TASK TO COMPLETE: Return the full listing exactly as it is written.

RECORDS SUPPLIED:
+ + + + + + +
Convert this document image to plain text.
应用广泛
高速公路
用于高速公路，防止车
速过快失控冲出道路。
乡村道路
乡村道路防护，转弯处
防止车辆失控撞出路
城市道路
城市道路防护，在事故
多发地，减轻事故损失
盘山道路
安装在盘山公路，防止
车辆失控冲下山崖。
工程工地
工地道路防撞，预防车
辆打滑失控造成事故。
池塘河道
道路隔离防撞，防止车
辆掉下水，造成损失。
+ + + + + + +
COMPLETE RESPONSE:
Convert this document image to plain text.
应用广泛
高速公路
用于高速公路，防止车
速过快失控冲出道路。
乡村道路
乡村道路防护，转弯处
防止车辆失控撞出路
城市道路
城市道路防护，在事故
多发地，减轻事故损失
盘山道路
安装在盘山公路，防止
车辆失控冲下山崖。
工程工地
工地道路防撞，预防车
辆打滑失控造成事故。
池塘河道
道路隔离防撞，防止车
辆掉下水，造成损失。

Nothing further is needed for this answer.